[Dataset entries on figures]
........
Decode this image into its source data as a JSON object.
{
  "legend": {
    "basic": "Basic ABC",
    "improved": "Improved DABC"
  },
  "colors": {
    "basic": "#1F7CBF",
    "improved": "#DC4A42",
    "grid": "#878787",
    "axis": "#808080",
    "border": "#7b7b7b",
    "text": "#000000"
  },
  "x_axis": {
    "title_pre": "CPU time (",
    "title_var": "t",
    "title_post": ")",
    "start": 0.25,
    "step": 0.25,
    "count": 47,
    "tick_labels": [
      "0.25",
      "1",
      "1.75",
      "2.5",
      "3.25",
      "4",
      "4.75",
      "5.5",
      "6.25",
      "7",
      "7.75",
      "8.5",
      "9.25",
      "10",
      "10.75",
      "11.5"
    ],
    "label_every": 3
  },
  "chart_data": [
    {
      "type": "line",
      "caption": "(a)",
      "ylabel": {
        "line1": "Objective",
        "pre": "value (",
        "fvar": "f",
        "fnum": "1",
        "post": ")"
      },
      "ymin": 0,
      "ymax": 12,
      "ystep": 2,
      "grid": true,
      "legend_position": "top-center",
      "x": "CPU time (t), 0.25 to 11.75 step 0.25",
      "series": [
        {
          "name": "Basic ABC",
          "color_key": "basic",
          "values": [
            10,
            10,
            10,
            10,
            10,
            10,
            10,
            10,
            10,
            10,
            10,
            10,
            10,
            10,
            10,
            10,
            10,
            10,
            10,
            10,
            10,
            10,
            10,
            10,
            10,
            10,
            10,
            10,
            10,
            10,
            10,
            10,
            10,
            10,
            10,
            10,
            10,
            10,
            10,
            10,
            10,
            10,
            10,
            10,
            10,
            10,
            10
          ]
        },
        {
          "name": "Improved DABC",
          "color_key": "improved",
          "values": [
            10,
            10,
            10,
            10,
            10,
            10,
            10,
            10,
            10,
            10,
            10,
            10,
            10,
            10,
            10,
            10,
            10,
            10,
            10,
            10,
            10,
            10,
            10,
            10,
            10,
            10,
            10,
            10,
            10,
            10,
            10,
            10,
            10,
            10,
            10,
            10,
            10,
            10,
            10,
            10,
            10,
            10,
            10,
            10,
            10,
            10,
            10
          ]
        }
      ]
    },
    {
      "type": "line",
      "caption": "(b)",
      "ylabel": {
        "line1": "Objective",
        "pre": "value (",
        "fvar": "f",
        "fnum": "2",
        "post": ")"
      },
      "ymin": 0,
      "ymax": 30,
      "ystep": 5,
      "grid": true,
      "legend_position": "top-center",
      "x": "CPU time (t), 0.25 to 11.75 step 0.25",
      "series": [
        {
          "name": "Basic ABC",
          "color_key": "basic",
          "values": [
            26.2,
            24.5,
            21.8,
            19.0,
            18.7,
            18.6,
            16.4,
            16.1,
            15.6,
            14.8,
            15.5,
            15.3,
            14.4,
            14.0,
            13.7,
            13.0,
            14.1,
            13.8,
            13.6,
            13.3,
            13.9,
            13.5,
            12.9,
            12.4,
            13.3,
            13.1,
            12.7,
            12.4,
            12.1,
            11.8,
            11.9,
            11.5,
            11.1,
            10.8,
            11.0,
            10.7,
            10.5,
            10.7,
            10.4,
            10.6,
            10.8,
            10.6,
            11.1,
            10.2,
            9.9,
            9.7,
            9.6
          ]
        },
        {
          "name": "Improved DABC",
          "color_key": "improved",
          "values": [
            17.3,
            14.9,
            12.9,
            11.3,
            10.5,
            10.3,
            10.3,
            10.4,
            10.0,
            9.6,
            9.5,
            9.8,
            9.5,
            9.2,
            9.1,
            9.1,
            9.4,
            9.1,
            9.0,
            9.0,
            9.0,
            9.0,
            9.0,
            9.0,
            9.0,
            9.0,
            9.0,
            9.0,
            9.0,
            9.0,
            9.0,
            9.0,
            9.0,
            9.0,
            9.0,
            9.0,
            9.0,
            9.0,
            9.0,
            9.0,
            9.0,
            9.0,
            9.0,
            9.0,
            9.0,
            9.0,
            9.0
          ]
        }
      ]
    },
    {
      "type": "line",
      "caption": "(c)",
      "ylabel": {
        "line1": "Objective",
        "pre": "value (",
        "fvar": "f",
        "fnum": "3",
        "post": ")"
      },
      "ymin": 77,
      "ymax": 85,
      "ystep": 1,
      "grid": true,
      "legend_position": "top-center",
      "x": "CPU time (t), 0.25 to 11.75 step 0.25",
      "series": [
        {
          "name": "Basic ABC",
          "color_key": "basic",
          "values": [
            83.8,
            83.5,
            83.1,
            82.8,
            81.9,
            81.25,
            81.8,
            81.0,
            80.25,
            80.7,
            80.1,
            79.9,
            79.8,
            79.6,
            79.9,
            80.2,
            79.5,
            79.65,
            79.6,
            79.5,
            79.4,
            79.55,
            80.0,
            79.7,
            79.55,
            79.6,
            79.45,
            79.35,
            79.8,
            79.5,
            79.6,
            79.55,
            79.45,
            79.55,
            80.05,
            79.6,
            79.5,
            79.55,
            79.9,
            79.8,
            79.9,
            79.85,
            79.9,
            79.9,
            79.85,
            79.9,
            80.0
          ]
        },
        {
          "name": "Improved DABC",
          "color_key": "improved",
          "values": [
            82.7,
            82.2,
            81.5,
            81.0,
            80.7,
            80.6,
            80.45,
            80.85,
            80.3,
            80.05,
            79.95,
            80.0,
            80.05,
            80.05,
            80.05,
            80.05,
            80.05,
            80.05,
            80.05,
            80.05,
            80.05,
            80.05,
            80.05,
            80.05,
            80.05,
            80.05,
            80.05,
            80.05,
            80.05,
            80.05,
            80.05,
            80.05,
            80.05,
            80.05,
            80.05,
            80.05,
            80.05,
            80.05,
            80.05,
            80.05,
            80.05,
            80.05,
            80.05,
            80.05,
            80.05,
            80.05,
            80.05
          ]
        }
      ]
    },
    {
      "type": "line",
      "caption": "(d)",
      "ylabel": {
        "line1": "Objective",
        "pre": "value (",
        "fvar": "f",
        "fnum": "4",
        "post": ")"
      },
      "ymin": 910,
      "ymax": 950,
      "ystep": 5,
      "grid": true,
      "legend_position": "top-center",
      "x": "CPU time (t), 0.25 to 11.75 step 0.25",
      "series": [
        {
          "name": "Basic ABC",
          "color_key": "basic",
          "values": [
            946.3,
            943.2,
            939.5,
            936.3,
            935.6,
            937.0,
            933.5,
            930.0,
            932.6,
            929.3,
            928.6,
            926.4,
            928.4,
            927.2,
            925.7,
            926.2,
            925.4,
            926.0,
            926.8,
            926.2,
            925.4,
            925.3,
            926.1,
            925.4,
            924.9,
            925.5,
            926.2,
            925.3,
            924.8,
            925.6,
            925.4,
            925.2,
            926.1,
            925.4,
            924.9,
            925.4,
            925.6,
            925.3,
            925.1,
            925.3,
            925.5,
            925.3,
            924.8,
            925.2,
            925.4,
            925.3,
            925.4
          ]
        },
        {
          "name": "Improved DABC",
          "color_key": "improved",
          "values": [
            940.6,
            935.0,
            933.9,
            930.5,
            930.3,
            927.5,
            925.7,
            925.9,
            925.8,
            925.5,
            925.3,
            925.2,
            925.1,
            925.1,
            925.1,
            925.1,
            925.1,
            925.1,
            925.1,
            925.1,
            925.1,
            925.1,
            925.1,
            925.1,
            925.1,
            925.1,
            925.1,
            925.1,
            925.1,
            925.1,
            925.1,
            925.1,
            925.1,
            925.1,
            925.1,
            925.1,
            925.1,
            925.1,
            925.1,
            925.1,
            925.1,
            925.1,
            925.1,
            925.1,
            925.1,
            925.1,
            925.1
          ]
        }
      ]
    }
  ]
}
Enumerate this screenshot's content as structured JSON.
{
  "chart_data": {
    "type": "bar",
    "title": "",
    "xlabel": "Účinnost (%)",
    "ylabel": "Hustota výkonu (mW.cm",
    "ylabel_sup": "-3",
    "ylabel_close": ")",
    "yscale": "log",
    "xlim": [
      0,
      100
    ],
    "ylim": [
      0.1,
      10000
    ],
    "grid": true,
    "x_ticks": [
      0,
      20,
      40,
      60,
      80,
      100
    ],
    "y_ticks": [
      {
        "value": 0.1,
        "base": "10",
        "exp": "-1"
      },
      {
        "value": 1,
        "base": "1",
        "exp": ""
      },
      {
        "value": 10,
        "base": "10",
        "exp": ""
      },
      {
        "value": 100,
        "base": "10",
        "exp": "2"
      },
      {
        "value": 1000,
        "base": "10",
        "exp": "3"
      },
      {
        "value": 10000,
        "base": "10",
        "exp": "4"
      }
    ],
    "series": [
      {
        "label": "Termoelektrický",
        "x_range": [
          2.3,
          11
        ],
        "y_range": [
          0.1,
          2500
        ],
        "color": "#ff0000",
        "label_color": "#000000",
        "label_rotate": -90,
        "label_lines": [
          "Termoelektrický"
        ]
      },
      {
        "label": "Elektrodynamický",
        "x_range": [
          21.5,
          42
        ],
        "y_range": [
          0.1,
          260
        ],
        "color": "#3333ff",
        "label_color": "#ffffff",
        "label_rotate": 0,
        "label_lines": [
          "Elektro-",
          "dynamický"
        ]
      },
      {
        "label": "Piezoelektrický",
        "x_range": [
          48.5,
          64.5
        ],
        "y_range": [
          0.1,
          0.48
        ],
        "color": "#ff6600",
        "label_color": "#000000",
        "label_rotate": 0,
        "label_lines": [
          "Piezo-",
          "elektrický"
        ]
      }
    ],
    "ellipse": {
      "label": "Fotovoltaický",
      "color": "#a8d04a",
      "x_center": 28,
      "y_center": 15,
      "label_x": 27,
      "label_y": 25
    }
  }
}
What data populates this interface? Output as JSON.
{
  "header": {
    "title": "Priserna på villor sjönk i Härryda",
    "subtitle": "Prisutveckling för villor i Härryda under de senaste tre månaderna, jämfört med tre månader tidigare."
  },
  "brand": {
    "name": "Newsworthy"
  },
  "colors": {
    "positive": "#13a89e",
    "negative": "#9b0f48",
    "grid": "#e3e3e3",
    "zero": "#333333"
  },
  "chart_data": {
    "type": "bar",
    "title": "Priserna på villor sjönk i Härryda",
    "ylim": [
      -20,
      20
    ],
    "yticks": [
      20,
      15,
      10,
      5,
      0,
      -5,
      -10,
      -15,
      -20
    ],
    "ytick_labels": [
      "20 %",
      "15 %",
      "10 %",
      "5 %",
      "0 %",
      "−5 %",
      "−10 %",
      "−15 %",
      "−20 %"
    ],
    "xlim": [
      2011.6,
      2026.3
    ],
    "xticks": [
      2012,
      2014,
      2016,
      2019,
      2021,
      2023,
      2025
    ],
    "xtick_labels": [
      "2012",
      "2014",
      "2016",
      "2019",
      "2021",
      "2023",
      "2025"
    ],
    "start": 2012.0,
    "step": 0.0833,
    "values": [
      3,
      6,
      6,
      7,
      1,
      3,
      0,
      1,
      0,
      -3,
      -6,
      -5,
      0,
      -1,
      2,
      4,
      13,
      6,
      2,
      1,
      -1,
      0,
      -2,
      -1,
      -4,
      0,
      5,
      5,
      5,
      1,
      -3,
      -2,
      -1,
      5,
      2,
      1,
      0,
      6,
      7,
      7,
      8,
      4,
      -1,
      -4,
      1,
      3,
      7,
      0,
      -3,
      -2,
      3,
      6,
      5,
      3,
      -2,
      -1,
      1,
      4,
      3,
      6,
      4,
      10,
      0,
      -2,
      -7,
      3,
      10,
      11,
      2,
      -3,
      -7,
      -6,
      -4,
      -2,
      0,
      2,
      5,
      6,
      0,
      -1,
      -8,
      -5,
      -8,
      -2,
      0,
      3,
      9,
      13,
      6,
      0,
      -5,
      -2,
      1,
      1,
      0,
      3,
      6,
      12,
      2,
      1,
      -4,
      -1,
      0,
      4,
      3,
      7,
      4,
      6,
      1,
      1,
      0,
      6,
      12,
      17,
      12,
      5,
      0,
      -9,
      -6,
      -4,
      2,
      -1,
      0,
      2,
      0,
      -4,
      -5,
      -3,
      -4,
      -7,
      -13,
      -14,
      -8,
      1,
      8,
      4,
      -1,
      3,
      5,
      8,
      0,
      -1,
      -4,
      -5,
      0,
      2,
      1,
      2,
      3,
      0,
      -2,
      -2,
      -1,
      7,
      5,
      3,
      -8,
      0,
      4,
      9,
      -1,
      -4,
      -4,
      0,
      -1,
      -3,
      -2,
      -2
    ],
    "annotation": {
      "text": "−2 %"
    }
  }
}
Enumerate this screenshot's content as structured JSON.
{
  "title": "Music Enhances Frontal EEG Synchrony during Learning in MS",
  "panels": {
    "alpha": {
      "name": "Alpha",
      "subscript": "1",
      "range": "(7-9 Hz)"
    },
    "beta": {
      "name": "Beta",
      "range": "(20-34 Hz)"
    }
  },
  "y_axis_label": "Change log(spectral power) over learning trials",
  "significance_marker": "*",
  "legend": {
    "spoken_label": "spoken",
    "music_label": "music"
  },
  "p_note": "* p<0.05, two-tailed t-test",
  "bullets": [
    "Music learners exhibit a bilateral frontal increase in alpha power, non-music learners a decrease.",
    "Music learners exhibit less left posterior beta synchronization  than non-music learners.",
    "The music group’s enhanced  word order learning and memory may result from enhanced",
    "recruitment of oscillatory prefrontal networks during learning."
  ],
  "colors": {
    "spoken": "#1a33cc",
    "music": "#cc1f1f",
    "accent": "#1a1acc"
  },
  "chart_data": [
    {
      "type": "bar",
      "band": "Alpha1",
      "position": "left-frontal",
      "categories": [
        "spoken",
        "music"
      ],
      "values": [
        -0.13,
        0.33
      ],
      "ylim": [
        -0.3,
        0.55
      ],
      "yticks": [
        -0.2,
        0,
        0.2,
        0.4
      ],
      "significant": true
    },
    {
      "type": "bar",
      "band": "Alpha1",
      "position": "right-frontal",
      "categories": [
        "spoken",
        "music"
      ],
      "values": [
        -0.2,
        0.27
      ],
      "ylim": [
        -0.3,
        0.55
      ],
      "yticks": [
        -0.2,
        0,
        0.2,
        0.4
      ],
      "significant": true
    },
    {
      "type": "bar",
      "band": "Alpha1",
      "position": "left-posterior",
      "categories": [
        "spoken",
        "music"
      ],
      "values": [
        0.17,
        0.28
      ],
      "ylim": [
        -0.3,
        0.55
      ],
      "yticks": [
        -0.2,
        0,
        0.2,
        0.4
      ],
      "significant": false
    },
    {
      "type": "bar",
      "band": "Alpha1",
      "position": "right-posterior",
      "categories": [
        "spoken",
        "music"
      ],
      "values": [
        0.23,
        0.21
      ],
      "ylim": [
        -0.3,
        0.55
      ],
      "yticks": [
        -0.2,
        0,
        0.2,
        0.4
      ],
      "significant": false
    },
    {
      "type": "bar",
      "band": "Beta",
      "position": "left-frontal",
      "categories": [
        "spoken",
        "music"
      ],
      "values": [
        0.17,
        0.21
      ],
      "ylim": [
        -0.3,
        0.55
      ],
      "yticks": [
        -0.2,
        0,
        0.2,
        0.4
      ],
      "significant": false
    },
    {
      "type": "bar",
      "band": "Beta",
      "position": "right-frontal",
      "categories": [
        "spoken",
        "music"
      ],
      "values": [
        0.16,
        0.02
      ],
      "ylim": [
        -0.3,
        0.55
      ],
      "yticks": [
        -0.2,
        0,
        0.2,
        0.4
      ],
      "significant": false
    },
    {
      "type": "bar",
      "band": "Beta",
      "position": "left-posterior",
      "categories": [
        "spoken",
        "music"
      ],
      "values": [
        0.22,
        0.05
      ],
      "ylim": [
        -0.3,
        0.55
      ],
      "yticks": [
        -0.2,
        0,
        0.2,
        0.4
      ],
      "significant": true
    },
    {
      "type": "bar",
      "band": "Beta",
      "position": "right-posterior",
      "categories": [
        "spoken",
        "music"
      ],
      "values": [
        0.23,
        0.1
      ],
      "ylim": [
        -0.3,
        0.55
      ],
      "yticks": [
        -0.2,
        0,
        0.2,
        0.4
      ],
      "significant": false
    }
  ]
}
........
SET EXERCISE
Read through the data and copy every line where "JSON" shows up.

SOLUTION
Decode this image into its source data as a JSON object.
Enumerate this screenshot's content as structured JSON.
What data populates this interface? Output as JSON.
Enumerate this screenshot's content as structured JSON.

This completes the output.